PROBLEM REQUIREMENTS: Please condense the paragraph that begins "Several systems used clustering" in the text on bioterrorism detection into a short bulleted list that keeps its main facts.

EXTRACTED TEXT section start

The systems were developed independently but converged on similar solutions to the problem of early detection using similar types of data and relying on the Internet for connecting institutions. All the sites indicated concerns about maintaining security and confidentiality. Most systems used encryption for the transmission of data; those not capable of encryption accepted automated e-mail of de-identified data.
Several systems used clustering of diagnostic (ICD-9) codes to define disease symptoms of interest in bioterrorism detection. By clustering codes in prodromal groups, researchers hope to include all codings that might conceivably be applied to a patient with relatively early symptoms of an infectious or toxic syndrome. Clustering schemes have been proposed by AHRQ and the U.S. Department of Defense but have not yet been universally adopted. Most systems are using visit data for certain diagnoses or syndrome clusters combined with ED volume data (for example, ED visits per day for gastrointestinal complaints).
The third study examines the contributions of informatics in the response to bioterrorism. Experts in biomedical informatics have developed and implemented architectures, methodologies, and tools at the local and regional levels that can be immediately pressed into service for the protection of U.S. populations from bioterrorist attacks. Fortunately, the National Library of Medicine and other organizations have already created the Unified Medical Language system to share descriptions across vocabularies and even link a new bioterrorism monitoring vocabulary to other terminologies. For example, standardized models for describing clinical events in general and ED information in particular have been developed.
The synergy between standardized clinical data models and electronic medical record systems has allowed investigators to use the Internet to rapidly implement large-scale, multi-institutional clinical data gathering and integration. Once raw clinical data are acquired, the detection of signatures of bioterrorism requires sophisticated and prompt interpretation of monitored healthcare data across time and geography. Usually, this has to be done in the context of many diseases with early clinical presentations overlapping those of the bioterrorism-related infectious agents (for example, influenza). The uncertainty associated with this overlap and the variation in degree of overlap require probabilistic inference techniques that have been developed to distinguish subtle signals of diseases from the background of findings.

EXTRACTED TEXT section end
RECORD SET section start

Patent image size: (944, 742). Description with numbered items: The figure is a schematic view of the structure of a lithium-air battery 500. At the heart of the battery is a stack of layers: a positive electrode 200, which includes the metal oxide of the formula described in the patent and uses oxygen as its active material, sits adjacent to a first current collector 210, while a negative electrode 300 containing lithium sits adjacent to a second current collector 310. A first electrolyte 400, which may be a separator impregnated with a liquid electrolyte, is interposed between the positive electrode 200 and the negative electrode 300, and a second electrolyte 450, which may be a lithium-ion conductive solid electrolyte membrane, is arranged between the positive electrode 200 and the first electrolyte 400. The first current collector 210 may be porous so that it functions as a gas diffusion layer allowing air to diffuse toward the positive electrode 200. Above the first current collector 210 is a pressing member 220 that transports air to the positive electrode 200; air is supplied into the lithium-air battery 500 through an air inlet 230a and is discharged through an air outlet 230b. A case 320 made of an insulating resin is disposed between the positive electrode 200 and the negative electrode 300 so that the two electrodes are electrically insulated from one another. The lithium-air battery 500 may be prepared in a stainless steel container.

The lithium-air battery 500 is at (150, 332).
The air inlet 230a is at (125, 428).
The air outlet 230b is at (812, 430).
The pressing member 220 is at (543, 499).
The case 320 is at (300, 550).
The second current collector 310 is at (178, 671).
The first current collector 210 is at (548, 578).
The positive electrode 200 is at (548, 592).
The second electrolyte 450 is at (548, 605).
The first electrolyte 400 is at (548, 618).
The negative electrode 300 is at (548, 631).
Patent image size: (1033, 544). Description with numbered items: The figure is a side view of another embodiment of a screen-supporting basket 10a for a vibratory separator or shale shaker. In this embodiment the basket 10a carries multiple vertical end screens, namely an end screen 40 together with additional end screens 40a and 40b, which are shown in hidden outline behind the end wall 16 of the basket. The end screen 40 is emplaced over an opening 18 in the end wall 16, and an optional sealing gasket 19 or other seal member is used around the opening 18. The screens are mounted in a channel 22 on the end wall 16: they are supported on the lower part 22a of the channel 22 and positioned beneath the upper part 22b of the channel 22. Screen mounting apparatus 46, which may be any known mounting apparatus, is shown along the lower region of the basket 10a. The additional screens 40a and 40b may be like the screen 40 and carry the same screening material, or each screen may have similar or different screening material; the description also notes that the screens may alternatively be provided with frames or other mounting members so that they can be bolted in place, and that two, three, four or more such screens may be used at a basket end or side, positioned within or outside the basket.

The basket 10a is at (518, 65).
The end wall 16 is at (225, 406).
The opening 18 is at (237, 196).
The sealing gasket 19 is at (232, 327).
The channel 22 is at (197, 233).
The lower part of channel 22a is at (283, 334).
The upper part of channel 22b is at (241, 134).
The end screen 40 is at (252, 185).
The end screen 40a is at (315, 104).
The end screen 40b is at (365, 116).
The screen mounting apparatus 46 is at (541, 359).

RECORD SET section end

SOLUTION TO THIS PROBLEM:
- Several systems grouped diagnostic (ICD-9) codes into clusters to define the disease symptoms relevant to bioterrorism detection.
- Grouping codes into prodromal clusters is meant to capture every coding that could apply to a patient with fairly early symptoms of an infectious or toxic syndrome.
- AHRQ and the U.S. Department of Defense have proposed clustering schemes, but none has been universally adopted.
- Most systems combine visit data for certain diagnoses or syndrome clusters with ED volume data, such as daily ED visits for gastrointestinal complaints.